Exercise tasks.
- 1) List every date-and-time stamp that appears in the spam blacklist discussion below.
- 2) Reproduce the passage of the spam blacklist discussion below that lies between "Obsolete, how do" and "regexp entry /xlal[0-9a-z-]*\.com/.", inclusive.

Source text.
The regexp could begin with "optionally any string ending with a dot" or similar before xlalk. There are "host name" RFCs (LDH: letter digit hyphen) up to IDNAbis (i18n domains), they might contain recipes. –Be..anyone (talk) 16:56, 20 January 2015 (UTC)Reply
What suggested cleanups? I am not suggesting any cleanup or blanket removal of old rules. --Dirk Beetstra T C (en: U, T) 03:50, 21 January 2015 (UTC)Reply
Of course I'm not sure. There is no issue of bad faith. He had reason to use regex, for two sites, and possibly suspected additional minor changes would be made. But he only cited two sites. One of the pages was deleted, and has IP evidence on it, apparently, which might lead to other evidence from other pages, including cross-wiki. But the blacklistings themselves were clearly based on enwiki spam and nothing else was mentioned. This blacklist was the enwiki blacklist at that time. After enwiki got its own blacklist, the admin who blacklisted here attempted to remove all his listings. This is really old and likely obsolete stuff. --Abd (talk) 20:07, 21 January 2015 (UTC)Reply
3 at least. And we do not have to present a full case for blacklisting (we often don't, per en:WP:BEANS and sometimes privacy concerns), we have to show sufficient abuse that needs to be stopped. And if that deleted page was mentioned, then certainly there was reason to believe that there were cross-wiki concerns.
Obsolete, how do you know? Did you go through the cross-wiki logs of what was attempted to be spammed? Do you know how often some of the people active here are still blacklisting spambots using open proxies? Please stop with these sweeping statements until you have fully searched for all evidence. 'After enwiki got its own blacklist, the admin who blacklisted here attempted to remove all his listings.' - no, that was not what happened. --Dirk Beetstra T C (en: U, T) 03:16, 22 January 2015 (UTC)Reply
Hi!
I searched all the logs (Special:Log/spamblacklist) of several wikis using the regexp entry /xlal[0-9a-z-]*\.com/.

Dataset extract.
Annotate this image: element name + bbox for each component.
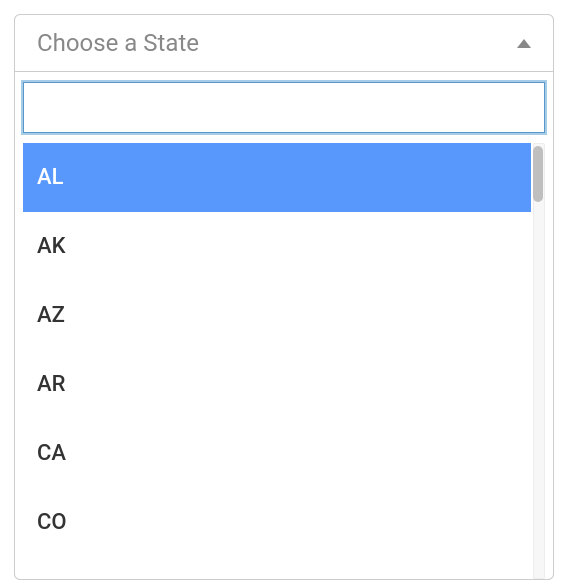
options-list: AL AK AZ AR CA CO [23,143,531,557]
option-item[interactable]: CA [23,419,531,488]
option-item[interactable]: CO [23,488,531,557]
select-placeholder: Choose a State [37,29,199,57]
option-item[interactable]: AZ [23,281,531,350]
chevron-up-icon [517,39,531,48]
scrollbar-thumb[interactable] [533,146,543,202]
option-item[interactable]: AR [23,350,531,419]
select-dropdown: AL AK AZ AR CA CO [15,71,553,579]
select-header[interactable]: Choose a State [15,15,553,71]
options-wrapper: AL AK AZ AR CA CO [23,143,545,579]
search-input[interactable] [23,82,545,133]
state-select: Choose a State AL AK AZ AR CA CO [14,14,554,580]
scrollbar-track[interactable] [533,143,545,579]
option-item[interactable]: AL [23,143,531,212]
option-item[interactable]: AK [23,212,531,281]
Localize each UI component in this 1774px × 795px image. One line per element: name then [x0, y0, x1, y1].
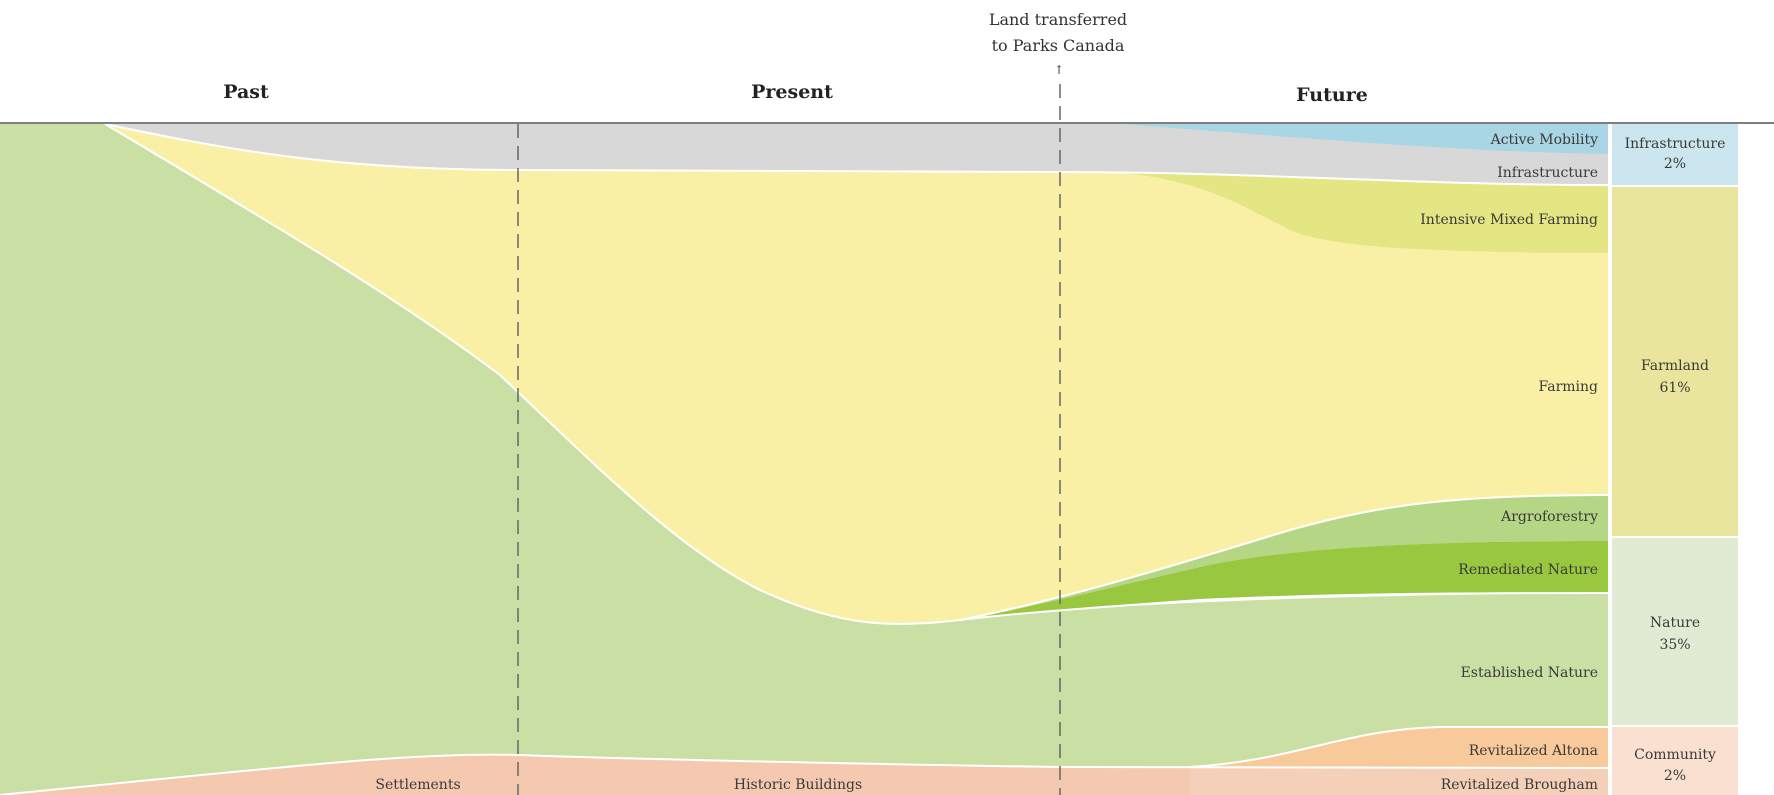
transfer-arrow-icon: ↑ [1054, 63, 1064, 77]
category-infrastructure-name: Infrastructure [1625, 136, 1726, 152]
category-farmland-name: Farmland [1641, 358, 1709, 374]
category-infrastructure-percent: 2% [1664, 156, 1686, 172]
present-header: Present [751, 81, 833, 103]
category-farmland-box [1612, 187, 1738, 536]
label-established-nature: Established Nature [1461, 665, 1598, 681]
future-header: Future [1296, 84, 1368, 106]
band-revitalized-brougham [1190, 767, 1608, 795]
label-settlements: Settlements [375, 777, 460, 793]
label-revitalized-brougham: Revitalized Brougham [1441, 777, 1598, 793]
band-labels: Active Mobility Infrastructure Intensive… [375, 132, 1598, 793]
band-farming [105, 124, 1608, 625]
category-community-name: Community [1634, 747, 1716, 763]
band-established-nature [0, 124, 1608, 795]
flow-bands [0, 124, 1608, 795]
label-remediated-nature: Remediated Nature [1458, 562, 1598, 578]
label-intensive-mixed-farming: Intensive Mixed Farming [1420, 212, 1598, 228]
category-infrastructure-box [1612, 124, 1738, 185]
label-historic-buildings: Historic Buildings [734, 777, 862, 793]
band-agroforestry [960, 495, 1608, 620]
band-active-mobility [1120, 124, 1608, 154]
band-intensive-mixed-farming [1110, 172, 1608, 253]
transfer-note-line1: Land transferred [989, 10, 1127, 29]
category-nature-name: Nature [1650, 615, 1700, 631]
band-separators [0, 123, 1609, 795]
band-remediated-nature [960, 541, 1608, 620]
band-revitalized-altona [1190, 727, 1608, 768]
category-community-percent: 2% [1664, 768, 1686, 784]
band-infrastructure [95, 124, 1608, 185]
category-community-box [1612, 727, 1738, 795]
label-agroforestry: Argroforestry [1500, 509, 1598, 525]
label-farming: Farming [1538, 379, 1598, 395]
label-infrastructure: Infrastructure [1497, 165, 1598, 181]
label-revitalized-altona: Revitalized Altona [1469, 743, 1598, 759]
category-column: Infrastructure 2% Farmland 61% Nature 35… [1612, 124, 1738, 795]
category-farmland-percent: 61% [1659, 380, 1690, 396]
past-header: Past [223, 81, 269, 103]
label-active-mobility: Active Mobility [1490, 132, 1598, 148]
transfer-note-line2: to Parks Canada [992, 36, 1125, 55]
category-nature-percent: 35% [1659, 637, 1690, 653]
category-nature-box [1612, 538, 1738, 725]
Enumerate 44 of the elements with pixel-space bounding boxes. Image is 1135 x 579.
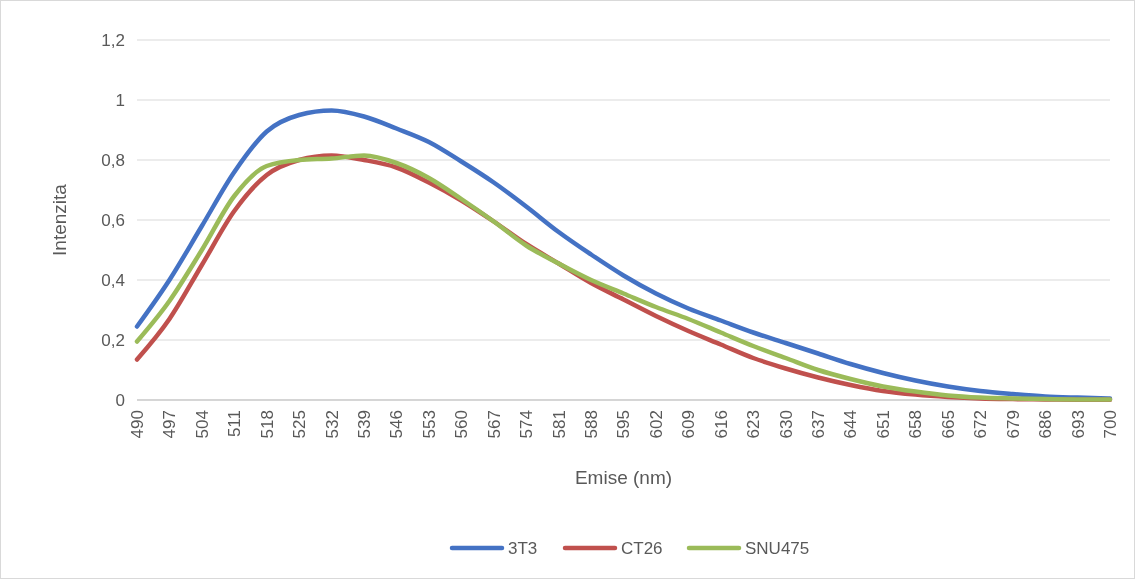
- y-tick-label: 1,2: [101, 30, 125, 50]
- y-tick-label: 0,2: [101, 330, 125, 350]
- y-tick-label: 0: [115, 390, 125, 410]
- x-tick-label: 511: [225, 410, 245, 438]
- x-tick-label: 637: [809, 410, 829, 439]
- x-tick-label: 602: [646, 410, 666, 439]
- x-tick-label: 518: [257, 410, 277, 439]
- x-tick-label: 630: [776, 410, 796, 439]
- x-tick-label: 665: [938, 410, 958, 439]
- x-tick-label: 623: [744, 410, 764, 439]
- x-tick-label: 651: [873, 410, 893, 439]
- line-series: [134, 108, 1113, 401]
- y-tick-label: 1: [115, 90, 125, 110]
- x-tick-label: 672: [971, 410, 991, 439]
- x-tick-label: 658: [906, 410, 926, 439]
- x-tick-label: 490: [127, 410, 147, 439]
- y-tick-label: 0,8: [101, 150, 125, 170]
- x-tick-label: 644: [841, 410, 861, 439]
- x-tick-label: 574: [517, 410, 537, 439]
- x-tick-label: 497: [160, 410, 180, 439]
- y-axis-title: Intenzita: [49, 183, 70, 256]
- x-tick-label: 686: [1036, 410, 1056, 439]
- x-tick-label: 525: [290, 410, 310, 439]
- y-tick-label: 0,4: [101, 270, 125, 290]
- x-tick-label: 693: [1068, 410, 1088, 439]
- x-tick-label: 700: [1100, 410, 1120, 439]
- x-axis-title: Emise (nm): [574, 467, 673, 488]
- x-tick-label: 679: [1003, 410, 1023, 439]
- legend-label: CT26: [621, 538, 663, 558]
- x-tick-label: 546: [387, 410, 407, 439]
- x-tick-label: 539: [354, 410, 374, 439]
- x-tick-label: 616: [711, 410, 731, 439]
- x-tick-label: 560: [452, 410, 472, 439]
- x-tick-label: 532: [322, 410, 342, 439]
- x-tick-label: 553: [419, 410, 439, 439]
- x-tick-label: 595: [614, 410, 634, 439]
- x-tick-label: 588: [582, 410, 602, 439]
- y-tick-label: 0,6: [101, 210, 125, 230]
- x-tick-label: 504: [192, 410, 212, 439]
- x-tick-label: 581: [549, 410, 569, 439]
- legend-label: 3T3: [508, 538, 538, 558]
- x-tick-label: 609: [679, 410, 699, 439]
- x-tick-label: 567: [484, 410, 504, 439]
- legend-label: SNU475: [745, 538, 810, 558]
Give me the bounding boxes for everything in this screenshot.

Solutions for each task.
- 1)
- 16:56, 20 January 2015 (UTC)
- 03:50, 21 January 2015 (UTC)
- 20:07, 21 January 2015 (UTC)
- 03:16, 22 January 2015 (UTC)

- 2)
Obsolete, how do you know? Did you go through the cross-wiki logs of what was attempted to be spammed? Do you know how often some of the people active here are still blacklisting spambots using open proxies? Please stop with these sweeping statements until you have fully searched for all evidence. 'After enwiki got its own blacklist, the admin who blacklisted here attempted to remove all his listings.' - no, that was not what happened. --Dirk Beetstra T C (en: U, T) 03:16, 22 January 2015 (UTC)Reply
Hi!
I searched all the logs (Special:Log/spamblacklist) of several wikis using the regexp entry /xlal[0-9a-z-]*\.com/.